Select lines where the word "czwlzx" appears.

Task data —
=====

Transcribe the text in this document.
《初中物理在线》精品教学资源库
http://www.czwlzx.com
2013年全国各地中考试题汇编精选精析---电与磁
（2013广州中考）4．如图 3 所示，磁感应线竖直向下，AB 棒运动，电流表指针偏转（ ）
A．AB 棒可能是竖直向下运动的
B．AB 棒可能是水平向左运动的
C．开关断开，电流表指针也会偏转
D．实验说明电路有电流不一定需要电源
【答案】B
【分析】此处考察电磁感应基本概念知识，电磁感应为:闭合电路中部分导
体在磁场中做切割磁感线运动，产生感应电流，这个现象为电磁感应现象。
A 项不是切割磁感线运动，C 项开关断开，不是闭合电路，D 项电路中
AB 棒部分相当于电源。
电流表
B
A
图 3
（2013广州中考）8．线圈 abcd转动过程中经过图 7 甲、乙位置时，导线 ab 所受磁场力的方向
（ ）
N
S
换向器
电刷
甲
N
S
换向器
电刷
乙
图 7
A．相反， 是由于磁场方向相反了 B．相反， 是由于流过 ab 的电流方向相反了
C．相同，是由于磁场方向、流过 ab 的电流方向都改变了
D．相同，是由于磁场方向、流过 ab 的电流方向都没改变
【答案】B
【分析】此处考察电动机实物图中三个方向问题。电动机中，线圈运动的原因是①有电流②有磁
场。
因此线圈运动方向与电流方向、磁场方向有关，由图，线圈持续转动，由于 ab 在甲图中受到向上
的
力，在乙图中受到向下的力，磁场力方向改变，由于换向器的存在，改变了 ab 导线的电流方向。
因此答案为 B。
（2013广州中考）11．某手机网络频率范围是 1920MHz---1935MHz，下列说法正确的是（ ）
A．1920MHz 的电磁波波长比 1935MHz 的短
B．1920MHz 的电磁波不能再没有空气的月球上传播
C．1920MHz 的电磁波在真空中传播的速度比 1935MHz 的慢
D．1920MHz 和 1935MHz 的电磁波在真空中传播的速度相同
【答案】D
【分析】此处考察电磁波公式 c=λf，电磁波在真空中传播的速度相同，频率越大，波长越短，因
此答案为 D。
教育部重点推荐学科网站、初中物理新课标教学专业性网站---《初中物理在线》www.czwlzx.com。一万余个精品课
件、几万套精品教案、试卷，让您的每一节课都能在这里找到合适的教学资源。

=====

Output for this exercise —
http://www.czwlzx.com
教育部重点推荐学科网站、初中物理新课标教学专业性网站---《初中物理在线》www.czwlzx.com。一万余个精品课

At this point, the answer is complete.